What is needed:
Copy each line of the entries that contains the word "distance".
^^^^^^^^
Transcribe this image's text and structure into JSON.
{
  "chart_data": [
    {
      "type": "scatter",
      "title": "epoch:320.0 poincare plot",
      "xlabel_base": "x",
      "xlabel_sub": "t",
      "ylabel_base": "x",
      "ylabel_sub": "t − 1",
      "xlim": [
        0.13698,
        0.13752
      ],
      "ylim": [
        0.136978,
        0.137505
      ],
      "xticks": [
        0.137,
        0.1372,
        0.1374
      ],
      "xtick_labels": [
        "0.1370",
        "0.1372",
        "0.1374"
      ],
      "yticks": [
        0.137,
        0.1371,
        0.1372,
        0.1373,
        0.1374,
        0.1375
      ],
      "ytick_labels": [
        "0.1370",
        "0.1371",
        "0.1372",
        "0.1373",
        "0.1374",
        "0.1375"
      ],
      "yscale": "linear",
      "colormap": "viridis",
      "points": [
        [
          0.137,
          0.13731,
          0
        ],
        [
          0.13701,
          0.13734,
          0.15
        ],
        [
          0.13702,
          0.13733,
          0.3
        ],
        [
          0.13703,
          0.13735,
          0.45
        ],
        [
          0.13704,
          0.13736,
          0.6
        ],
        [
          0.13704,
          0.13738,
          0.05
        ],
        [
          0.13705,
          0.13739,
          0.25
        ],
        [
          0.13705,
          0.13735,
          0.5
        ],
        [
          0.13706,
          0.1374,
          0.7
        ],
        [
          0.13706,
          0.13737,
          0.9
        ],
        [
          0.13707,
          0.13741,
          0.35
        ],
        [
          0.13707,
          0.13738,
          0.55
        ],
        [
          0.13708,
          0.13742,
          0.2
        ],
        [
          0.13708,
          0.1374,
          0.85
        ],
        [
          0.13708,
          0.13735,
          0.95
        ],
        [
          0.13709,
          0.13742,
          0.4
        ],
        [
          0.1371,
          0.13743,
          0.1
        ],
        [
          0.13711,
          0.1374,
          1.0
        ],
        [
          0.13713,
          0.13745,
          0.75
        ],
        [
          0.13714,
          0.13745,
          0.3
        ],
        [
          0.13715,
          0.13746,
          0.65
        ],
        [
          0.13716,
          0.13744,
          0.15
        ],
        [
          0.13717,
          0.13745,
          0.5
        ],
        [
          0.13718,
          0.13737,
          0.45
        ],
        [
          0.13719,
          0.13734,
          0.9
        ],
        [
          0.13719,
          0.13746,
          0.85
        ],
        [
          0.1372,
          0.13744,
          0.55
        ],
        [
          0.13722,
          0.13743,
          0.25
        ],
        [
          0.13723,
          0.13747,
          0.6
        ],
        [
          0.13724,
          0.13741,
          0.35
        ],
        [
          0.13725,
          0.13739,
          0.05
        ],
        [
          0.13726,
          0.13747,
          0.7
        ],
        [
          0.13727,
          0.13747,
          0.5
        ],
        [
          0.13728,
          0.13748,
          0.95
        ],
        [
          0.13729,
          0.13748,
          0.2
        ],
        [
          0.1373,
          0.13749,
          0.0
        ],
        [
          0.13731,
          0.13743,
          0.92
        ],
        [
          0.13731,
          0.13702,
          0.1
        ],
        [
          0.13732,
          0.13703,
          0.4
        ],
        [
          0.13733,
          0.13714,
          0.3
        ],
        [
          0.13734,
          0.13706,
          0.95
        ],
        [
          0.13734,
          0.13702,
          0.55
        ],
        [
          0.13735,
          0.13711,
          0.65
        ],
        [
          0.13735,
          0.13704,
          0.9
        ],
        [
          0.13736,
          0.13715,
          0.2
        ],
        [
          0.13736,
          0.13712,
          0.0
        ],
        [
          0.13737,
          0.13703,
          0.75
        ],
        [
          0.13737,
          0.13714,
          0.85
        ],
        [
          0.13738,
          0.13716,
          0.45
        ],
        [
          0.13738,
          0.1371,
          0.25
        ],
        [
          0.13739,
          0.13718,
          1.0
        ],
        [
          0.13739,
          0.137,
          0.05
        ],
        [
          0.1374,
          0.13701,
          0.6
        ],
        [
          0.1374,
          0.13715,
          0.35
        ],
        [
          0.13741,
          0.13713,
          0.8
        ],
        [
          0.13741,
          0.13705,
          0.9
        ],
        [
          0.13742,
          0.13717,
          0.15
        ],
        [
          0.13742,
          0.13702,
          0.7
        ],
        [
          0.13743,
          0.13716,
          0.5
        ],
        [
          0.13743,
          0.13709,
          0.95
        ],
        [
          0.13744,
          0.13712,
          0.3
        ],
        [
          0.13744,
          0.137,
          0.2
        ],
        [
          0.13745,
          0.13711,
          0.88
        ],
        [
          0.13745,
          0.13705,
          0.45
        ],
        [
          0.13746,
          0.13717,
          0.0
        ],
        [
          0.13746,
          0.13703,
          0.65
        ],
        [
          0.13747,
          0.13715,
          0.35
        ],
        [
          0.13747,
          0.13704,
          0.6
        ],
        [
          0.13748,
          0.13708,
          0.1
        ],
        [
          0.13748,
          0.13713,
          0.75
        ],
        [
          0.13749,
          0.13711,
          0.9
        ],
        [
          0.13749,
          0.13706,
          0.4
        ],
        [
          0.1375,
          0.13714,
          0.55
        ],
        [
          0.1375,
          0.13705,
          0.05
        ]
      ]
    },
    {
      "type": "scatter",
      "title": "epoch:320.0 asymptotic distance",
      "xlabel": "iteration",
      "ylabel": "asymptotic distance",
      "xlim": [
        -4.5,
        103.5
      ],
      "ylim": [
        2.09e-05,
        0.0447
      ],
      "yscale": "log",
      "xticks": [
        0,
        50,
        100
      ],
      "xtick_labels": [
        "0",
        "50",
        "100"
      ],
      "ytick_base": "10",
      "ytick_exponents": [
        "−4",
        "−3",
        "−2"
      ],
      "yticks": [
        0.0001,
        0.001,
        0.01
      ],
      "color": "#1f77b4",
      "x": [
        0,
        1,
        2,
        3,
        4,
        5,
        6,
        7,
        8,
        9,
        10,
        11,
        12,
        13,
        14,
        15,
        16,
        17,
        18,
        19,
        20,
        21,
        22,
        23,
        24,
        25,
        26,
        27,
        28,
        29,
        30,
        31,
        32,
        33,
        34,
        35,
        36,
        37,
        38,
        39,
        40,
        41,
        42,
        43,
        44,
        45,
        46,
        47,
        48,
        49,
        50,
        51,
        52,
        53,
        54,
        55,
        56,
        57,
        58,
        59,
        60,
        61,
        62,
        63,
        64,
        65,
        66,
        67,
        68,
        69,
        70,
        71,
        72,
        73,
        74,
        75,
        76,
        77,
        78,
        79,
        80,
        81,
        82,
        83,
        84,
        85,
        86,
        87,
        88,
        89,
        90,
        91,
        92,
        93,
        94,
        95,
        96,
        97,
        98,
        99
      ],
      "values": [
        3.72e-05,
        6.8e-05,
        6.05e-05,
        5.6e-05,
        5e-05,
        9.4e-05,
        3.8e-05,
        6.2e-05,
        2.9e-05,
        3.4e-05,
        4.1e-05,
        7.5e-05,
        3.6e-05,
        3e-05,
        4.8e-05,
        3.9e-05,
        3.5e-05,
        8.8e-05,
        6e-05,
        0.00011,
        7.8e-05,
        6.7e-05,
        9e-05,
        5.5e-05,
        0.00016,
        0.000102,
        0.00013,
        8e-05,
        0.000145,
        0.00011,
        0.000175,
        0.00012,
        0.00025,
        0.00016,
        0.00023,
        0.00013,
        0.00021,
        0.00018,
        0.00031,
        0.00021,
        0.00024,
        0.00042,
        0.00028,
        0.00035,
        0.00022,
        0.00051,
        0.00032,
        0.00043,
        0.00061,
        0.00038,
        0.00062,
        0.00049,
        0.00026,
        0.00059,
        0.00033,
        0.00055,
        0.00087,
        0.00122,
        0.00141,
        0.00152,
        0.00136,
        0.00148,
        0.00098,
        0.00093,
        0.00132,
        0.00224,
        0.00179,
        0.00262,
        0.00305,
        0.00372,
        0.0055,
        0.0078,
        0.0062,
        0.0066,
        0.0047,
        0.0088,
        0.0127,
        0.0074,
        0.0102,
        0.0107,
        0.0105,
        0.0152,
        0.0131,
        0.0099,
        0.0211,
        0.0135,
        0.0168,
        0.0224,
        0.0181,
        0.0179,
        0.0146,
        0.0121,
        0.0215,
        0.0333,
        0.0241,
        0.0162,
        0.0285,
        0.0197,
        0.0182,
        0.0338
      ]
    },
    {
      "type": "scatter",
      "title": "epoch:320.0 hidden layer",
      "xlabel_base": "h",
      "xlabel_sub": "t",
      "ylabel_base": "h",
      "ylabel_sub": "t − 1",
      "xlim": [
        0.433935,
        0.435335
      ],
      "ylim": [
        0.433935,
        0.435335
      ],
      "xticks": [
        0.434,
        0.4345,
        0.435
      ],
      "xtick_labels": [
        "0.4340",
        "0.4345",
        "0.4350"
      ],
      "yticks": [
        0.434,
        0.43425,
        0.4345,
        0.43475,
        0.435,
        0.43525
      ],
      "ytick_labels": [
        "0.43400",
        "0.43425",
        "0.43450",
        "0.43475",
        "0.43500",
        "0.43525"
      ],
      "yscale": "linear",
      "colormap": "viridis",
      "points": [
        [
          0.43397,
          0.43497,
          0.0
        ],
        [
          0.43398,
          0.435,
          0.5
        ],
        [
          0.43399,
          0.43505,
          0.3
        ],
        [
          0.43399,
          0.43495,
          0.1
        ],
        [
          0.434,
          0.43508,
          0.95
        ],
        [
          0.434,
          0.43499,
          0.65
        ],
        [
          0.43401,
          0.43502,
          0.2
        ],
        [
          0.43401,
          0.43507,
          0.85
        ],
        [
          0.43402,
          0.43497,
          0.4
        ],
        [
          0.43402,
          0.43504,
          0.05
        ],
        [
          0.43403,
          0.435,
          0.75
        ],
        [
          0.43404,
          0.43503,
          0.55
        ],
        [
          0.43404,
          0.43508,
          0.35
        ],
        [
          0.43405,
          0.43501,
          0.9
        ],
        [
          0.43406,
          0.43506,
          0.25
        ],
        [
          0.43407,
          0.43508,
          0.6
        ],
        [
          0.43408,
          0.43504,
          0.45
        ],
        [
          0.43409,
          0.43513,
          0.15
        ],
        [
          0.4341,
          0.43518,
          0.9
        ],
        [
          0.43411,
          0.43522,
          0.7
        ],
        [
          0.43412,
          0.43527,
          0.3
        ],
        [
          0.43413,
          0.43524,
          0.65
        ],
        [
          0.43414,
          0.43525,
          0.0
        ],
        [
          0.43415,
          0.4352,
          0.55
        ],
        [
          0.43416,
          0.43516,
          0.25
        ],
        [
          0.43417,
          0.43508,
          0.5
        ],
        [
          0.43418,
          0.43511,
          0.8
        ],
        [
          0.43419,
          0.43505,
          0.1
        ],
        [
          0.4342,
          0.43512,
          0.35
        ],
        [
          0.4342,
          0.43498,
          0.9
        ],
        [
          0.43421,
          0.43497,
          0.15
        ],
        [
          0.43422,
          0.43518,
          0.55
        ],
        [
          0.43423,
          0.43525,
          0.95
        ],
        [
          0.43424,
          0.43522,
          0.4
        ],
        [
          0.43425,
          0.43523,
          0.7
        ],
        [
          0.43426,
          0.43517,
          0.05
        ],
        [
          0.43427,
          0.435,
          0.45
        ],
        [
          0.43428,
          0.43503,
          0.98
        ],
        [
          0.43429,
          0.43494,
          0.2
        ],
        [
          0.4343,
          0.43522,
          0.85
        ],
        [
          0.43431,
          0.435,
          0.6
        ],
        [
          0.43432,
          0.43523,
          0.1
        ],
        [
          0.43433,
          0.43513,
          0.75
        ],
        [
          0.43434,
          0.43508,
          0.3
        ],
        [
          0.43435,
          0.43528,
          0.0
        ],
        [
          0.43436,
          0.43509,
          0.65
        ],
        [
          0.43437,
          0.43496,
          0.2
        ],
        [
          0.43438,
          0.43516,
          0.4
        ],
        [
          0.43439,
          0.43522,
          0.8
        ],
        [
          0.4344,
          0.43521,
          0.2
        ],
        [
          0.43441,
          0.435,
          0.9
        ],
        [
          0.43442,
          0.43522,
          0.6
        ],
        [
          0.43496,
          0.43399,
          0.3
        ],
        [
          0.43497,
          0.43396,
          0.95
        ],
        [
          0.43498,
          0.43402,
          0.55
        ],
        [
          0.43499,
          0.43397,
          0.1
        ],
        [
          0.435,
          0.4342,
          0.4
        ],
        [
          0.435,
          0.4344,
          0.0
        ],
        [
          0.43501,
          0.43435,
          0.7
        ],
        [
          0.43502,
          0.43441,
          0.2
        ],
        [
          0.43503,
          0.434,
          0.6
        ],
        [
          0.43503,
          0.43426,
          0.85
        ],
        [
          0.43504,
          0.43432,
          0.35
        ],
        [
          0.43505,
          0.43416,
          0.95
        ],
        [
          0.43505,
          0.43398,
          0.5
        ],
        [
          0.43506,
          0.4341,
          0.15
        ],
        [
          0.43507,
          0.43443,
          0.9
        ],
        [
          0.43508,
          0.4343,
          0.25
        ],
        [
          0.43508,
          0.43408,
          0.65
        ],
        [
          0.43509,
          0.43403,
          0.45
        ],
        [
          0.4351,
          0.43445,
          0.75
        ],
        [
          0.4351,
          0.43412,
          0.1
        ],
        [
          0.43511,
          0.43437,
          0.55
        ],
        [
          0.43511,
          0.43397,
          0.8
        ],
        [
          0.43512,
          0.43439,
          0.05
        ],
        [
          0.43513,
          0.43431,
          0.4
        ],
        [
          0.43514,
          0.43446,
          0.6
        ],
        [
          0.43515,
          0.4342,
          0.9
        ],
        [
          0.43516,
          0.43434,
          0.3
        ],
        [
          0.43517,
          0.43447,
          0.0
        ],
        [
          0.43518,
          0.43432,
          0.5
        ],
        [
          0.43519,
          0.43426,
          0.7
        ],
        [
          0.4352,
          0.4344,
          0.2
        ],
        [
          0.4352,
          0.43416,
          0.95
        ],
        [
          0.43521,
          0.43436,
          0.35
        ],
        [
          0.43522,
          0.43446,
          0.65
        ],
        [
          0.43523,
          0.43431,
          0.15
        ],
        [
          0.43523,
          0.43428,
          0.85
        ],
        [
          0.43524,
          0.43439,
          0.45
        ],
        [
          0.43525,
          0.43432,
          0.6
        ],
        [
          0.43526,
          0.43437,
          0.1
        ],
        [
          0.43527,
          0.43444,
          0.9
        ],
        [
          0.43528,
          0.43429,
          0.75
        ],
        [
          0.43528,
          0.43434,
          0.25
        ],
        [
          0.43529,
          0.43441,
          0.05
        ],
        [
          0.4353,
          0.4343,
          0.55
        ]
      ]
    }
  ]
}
^^^^^^^^
Reply:
      "title": "epoch:320.0 asymptotic distance",
      "ylabel": "asymptotic distance",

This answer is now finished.